What to produce
Pull every line holding the string "trata" from the records below.

Records supplied
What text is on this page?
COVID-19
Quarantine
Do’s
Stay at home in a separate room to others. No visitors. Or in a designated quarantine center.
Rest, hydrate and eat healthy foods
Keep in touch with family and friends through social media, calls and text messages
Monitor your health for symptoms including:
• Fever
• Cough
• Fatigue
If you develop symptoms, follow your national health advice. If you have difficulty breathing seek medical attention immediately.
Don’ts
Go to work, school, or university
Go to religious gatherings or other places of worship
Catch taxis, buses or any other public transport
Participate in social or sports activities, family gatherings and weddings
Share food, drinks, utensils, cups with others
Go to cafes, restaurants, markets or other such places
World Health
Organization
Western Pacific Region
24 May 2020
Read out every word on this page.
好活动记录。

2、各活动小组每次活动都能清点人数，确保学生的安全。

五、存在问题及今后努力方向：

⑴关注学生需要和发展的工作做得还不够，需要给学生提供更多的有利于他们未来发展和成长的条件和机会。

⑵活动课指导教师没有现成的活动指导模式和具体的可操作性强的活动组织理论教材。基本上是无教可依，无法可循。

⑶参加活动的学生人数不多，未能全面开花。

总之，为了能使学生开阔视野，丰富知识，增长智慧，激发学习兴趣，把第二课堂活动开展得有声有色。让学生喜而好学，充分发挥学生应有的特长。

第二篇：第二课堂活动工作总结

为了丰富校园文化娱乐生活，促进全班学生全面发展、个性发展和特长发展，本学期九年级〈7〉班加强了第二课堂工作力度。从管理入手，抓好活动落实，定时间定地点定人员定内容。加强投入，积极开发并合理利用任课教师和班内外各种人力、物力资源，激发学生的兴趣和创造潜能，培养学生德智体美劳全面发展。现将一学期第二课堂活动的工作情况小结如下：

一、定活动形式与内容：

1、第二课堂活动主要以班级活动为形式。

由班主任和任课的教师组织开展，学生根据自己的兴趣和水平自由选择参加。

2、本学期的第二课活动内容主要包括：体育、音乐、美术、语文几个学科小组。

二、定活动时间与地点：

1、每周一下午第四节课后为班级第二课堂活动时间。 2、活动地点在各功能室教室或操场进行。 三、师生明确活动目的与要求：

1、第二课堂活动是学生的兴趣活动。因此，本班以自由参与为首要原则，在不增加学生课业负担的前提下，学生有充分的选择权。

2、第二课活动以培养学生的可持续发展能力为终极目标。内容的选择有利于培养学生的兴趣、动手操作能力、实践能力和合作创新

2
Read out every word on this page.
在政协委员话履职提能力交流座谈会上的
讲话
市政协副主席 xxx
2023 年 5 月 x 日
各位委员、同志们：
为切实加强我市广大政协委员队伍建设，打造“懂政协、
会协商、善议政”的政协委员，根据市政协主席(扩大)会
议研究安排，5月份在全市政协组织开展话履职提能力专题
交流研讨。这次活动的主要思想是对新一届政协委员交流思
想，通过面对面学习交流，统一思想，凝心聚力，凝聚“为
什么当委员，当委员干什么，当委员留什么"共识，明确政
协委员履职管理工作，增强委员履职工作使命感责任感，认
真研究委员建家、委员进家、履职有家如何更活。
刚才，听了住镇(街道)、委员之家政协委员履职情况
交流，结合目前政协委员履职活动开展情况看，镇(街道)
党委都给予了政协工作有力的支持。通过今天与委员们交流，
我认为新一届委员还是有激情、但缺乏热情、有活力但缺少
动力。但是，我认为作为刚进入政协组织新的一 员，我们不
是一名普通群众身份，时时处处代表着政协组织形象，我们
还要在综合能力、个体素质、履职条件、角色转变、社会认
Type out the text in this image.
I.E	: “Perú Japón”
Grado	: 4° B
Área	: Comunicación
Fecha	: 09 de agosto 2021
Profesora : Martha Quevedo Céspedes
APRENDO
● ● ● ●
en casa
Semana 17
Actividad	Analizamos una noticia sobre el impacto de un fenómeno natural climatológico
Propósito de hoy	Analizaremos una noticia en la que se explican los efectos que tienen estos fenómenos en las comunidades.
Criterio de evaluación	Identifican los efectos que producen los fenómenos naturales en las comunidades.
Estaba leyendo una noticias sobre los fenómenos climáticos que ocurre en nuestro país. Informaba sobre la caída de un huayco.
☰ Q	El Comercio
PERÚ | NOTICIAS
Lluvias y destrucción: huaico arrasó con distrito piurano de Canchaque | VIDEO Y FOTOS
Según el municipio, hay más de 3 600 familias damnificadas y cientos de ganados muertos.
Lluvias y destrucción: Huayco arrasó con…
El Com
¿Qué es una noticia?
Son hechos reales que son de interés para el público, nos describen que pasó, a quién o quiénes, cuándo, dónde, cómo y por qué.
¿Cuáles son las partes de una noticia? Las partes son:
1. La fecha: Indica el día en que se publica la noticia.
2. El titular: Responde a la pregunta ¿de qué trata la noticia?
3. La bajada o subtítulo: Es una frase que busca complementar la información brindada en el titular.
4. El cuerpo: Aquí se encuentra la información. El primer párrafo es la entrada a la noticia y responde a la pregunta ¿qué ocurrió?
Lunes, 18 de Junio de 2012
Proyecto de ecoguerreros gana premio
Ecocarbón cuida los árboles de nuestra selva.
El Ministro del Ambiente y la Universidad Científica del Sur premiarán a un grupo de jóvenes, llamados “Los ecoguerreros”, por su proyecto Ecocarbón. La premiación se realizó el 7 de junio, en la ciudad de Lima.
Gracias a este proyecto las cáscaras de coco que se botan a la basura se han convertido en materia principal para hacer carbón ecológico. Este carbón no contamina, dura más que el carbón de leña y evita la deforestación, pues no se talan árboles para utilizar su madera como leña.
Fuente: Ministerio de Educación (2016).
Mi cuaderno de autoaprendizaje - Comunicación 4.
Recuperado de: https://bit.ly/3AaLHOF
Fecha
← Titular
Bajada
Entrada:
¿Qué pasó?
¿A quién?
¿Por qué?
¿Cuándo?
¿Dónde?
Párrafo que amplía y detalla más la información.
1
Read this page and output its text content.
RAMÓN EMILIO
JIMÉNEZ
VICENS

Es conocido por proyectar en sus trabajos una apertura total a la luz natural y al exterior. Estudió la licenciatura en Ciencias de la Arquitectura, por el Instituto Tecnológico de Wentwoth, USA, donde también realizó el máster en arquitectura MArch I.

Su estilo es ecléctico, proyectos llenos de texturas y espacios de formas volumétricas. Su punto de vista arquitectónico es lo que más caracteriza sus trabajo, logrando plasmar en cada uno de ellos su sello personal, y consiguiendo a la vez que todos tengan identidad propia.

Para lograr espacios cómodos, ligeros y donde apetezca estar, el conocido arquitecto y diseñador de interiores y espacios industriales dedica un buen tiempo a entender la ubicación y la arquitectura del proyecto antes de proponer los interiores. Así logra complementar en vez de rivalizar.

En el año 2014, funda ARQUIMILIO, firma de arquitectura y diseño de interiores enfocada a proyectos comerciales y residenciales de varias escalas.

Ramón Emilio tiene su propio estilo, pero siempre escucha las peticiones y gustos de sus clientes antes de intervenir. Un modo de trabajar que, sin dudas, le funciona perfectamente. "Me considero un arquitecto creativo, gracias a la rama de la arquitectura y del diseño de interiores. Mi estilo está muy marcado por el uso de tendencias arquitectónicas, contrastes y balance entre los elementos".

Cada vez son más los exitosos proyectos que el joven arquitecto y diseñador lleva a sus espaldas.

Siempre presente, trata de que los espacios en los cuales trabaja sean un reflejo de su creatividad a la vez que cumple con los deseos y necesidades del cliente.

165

Output below
2. El titular: Responde a la pregunta ¿de qué trata la noticia?
Siempre presente, trata de que los espacios en los cuales trabaja sean un reflejo de su creatividad a la vez que cumple con los deseos y necesidades del cliente.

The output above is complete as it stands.